● **Short exercise**
Give each non-blank line of the rows below as one string in a JSON list.

● **Dataset items**
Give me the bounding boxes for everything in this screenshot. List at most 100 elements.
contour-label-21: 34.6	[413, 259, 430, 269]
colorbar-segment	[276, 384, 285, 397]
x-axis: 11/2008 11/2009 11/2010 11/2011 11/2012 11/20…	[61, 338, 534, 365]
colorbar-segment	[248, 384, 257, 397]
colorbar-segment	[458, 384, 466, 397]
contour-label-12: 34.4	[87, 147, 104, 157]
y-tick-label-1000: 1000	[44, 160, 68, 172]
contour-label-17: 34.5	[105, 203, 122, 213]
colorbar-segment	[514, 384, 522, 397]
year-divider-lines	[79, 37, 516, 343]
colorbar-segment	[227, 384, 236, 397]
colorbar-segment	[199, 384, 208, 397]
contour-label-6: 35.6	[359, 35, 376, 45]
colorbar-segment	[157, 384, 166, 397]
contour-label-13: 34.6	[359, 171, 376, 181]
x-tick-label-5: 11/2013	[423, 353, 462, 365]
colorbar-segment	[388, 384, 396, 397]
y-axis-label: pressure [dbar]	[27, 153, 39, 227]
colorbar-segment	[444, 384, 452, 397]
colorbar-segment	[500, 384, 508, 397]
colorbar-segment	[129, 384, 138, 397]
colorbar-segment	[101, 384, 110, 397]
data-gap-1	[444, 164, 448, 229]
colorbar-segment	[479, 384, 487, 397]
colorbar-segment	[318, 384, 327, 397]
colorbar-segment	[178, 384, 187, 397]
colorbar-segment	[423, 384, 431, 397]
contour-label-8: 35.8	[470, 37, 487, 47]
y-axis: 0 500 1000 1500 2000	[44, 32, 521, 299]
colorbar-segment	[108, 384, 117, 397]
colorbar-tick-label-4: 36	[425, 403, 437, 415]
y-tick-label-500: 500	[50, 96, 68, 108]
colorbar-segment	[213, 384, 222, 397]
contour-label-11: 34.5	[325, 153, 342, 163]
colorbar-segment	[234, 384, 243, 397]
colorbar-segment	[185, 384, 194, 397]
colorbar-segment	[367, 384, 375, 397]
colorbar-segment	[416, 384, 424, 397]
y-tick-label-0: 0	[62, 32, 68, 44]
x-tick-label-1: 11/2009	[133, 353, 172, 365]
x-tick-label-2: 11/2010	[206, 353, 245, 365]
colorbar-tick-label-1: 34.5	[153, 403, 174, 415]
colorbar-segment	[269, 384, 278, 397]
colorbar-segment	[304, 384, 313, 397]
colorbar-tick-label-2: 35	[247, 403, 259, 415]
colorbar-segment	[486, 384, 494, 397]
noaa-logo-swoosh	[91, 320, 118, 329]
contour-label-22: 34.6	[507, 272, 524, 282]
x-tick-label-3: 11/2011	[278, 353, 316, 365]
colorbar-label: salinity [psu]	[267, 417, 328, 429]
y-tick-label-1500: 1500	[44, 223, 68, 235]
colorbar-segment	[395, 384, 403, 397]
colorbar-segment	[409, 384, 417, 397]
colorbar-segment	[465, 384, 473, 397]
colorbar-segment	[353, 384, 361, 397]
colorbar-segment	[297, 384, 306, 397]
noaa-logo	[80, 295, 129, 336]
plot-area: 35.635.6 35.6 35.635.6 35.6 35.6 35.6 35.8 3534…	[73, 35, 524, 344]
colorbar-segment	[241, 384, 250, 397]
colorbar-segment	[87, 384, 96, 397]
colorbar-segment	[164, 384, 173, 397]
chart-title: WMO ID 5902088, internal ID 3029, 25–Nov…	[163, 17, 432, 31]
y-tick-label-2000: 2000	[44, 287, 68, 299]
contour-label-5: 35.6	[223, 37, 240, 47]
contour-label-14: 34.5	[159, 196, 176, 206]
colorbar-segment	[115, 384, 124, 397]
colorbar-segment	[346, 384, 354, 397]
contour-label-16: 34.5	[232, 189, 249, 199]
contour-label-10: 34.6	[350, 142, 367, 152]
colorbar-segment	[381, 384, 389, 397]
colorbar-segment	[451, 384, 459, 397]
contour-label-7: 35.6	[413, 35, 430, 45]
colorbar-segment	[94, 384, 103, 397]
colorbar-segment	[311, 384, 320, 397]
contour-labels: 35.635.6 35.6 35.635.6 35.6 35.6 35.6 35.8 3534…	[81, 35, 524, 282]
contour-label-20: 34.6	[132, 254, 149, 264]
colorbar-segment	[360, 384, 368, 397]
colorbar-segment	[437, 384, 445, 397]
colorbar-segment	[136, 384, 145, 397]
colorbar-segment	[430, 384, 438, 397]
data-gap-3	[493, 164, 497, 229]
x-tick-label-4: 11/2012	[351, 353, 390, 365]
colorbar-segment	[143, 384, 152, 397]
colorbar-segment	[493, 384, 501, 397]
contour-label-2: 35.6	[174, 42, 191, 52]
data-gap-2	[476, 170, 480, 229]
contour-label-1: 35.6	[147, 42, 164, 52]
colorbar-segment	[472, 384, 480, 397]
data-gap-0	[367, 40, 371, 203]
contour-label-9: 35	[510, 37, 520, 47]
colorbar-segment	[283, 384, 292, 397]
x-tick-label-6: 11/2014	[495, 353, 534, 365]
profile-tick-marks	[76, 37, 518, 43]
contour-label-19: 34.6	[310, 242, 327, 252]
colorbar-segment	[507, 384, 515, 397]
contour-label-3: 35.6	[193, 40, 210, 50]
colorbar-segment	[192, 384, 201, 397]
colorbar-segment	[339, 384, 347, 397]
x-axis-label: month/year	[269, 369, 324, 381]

● **Correct response**
[
  "Give me the bounding boxes for everything in this screenshot. List at most 100 elements.",
  "contour-label-21: 34.6\t[413, 259, 430, 269]",
  "colorbar-segment\t[276, 384, 285, 397]",
  "x-axis: 11/2008 11/2009 11/2010 11/2011 11/2012 11/20…\t[61, 338, 534, 365]",
  "colorbar-segment\t[248, 384, 257, 397]",
  "colorbar-segment\t[458, 384, 466, 397]",
  "contour-label-12: 34.4\t[87, 147, 104, 157]",
  "y-tick-label-1000: 1000\t[44, 160, 68, 172]",
  "contour-label-17: 34.5\t[105, 203, 122, 213]",
  "colorbar-segment\t[514, 384, 522, 397]",
  "year-divider-lines\t[79, 37, 516, 343]",
  "colorbar-segment\t[227, 384, 236, 397]",
  "colorbar-segment\t[199, 384, 208, 397]",
  "contour-label-6: 35.6\t[359, 35, 376, 45]",
  "colorbar-segment\t[157, 384, 166, 397]",
  "contour-label-13: 34.6\t[359, 171, 376, 181]",
  "x-tick-label-5: 11/2013\t[423, 353, 462, 365]",
  "colorbar-segment\t[388, 384, 396, 397]",
  "y-axis-label: pressure [dbar]\t[27, 153, 39, 227]",
  "colorbar-segment\t[444, 384, 452, 397]",
  "colorbar-segment\t[500, 384, 508, 397]",
  "colorbar-segment\t[129, 384, 138, 397]",
  "colorbar-segment\t[101, 384, 110, 397]",
  "data-gap-1\t[444, 164, 448, 229]",
  "colorbar-segment\t[479, 384, 487, 397]",
  "colorbar-segment\t[318, 384, 327, 397]",
  "colorbar-segment\t[178, 384, 187, 397]",
  "colorbar-segment\t[423, 384, 431, 397]",
  "contour-label-8: 35.8\t[470, 37, 487, 47]",
  "y-axis: 0 500 1000 1500 2000\t[44, 32, 521, 299]",
  "colorbar-segment\t[108, 384, 117, 397]",
  "colorbar-tick-label-4: 36\t[425, 403, 437, 415]",
  "y-tick-label-500: 500\t[50, 96, 68, 108]",
  "colorbar-segment\t[213, 384, 222, 397]",
  "contour-label-11: 34.5\t[325, 153, 342, 163]",
  "colorbar-segment\t[234, 384, 243, 397]",
  "colorbar-segment\t[185, 384, 194, 397]",
  "colorbar-segment\t[367, 384, 375, 397]",
  "colorbar-segment\t[416, 384, 424, 397]",
  "y-tick-label-0: 0\t[62, 32, 68, 44]",
  "x-tick-label-1: 11/2009\t[133, 353, 172, 365]",
  "x-tick-label-2: 11/2010\t[206, 353, 245, 365]",
  "colorbar-tick-label-1: 34.5\t[153, 403, 174, 415]",
  "colorbar-segment\t[269, 384, 278, 397]",
  "colorbar-segment\t[304, 384, 313, 397]",
  "colorbar-tick-label-2: 35\t[247, 403, 259, 415]",
  "colorbar-segment\t[486, 384, 494, 397]",
  "noaa-logo-swoosh\t[91, 320, 118, 329]",
  "contour-label-22: 34.6\t[507, 272, 524, 282]",
  "x-tick-label-3: 11/2011\t[278, 353, 316, 365]",
  "colorbar-label: salinity [psu]\t[267, 417, 328, 429]",
  "y-tick-label-1500: 1500\t[44, 223, 68, 235]",
  "colorbar-segment\t[395, 384, 403, 397]",
  "colorbar-segment\t[409, 384, 417, 397]",
  "colorbar-segment\t[465, 384, 473, 397]",
  "colorbar-segment\t[353, 384, 361, 397]",
  "colorbar-segment\t[297, 384, 306, 397]",
  "noaa-logo\t[80, 295, 129, 336]",
  "plot-area: 35.635.6 35.6 35.635.6 35.6 35.6 35.6 35.8 3534…\t[73, 35, 524, 344]",
  "colorbar-segment\t[241, 384, 250, 397]",
  "colorbar-segment\t[87, 384, 96, 397]",
  "colorbar-segment\t[164, 384, 173, 397]",
  "chart-title: WMO ID 5902088, internal ID 3029, 25–Nov…\t[163, 17, 432, 31]",
  "y-tick-label-2000: 2000\t[44, 287, 68, 299]",
  "contour-label-5: 35.6\t[223, 37, 240, 47]",
  "contour-label-14: 34.5\t[159, 196, 176, 206]",
  "colorbar-segment\t[115, 384, 124, 397]",
  "colorbar-segment\t[346, 384, 354, 397]",
  "contour-label-16: 34.5\t[232, 189, 249, 199]",
  "contour-label-10: 34.6\t[350, 142, 367, 152]",
  "colorbar-segment\t[381, 384, 389, 397]",
  "colorbar-segment\t[451, 384, 459, 397]",
  "contour-label-7: 35.6\t[413, 35, 430, 45]",
  "colorbar-segment\t[94, 384, 103, 397]",
  "colorbar-segment\t[311, 384, 320, 397]",
  "contour-labels: 35.635.6 35.6 35.635.6 35.6 35.6 35.6 35.8 3534…\t[81, 35, 524, 282]",
  "contour-label-20: 34.6\t[132, 254, 149, 264]",
  "colorbar-segment\t[360, 384, 368, 397]",
  "colorbar-segment\t[437, 384, 445, 397]",
  "colorbar-segment\t[136, 384, 145, 397]",
  "colorbar-segment\t[430, 384, 438, 397]",
  "data-gap-3\t[493, 164, 497, 229]",
  "x-tick-label-4: 11/2012\t[351, 353, 390, 365]",
  "colorbar-segment\t[143, 384, 152, 397]",
  "colorbar-segment\t[493, 384, 501, 397]",
  "contour-label-2: 35.6\t[174, 42, 191, 52]",
  "data-gap-2\t[476, 170, 480, 229]",
  "contour-label-1: 35.6\t[147, 42, 164, 52]",
  "colorbar-segment\t[472, 384, 480, 397]",
  "data-gap-0\t[367, 40, 371, 203]",
  "contour-label-9: 35\t[510, 37, 520, 47]",
  "colorbar-segment\t[283, 384, 292, 397]",
  "x-tick-label-6: 11/2014\t[495, 353, 534, 365]",
  "profile-tick-marks\t[76, 37, 518, 43]",
  "contour-label-19: 34.6\t[310, 242, 327, 252]",
  "colorbar-segment\t[507, 384, 515, 397]",
  "contour-label-3: 35.6\t[193, 40, 210, 50]",
  "colorbar-segment\t[192, 384, 201, 397]",
  "colorbar-segment\t[339, 384, 347, 397]",
  "x-axis-label: month/year\t[269, 369, 324, 381]"
]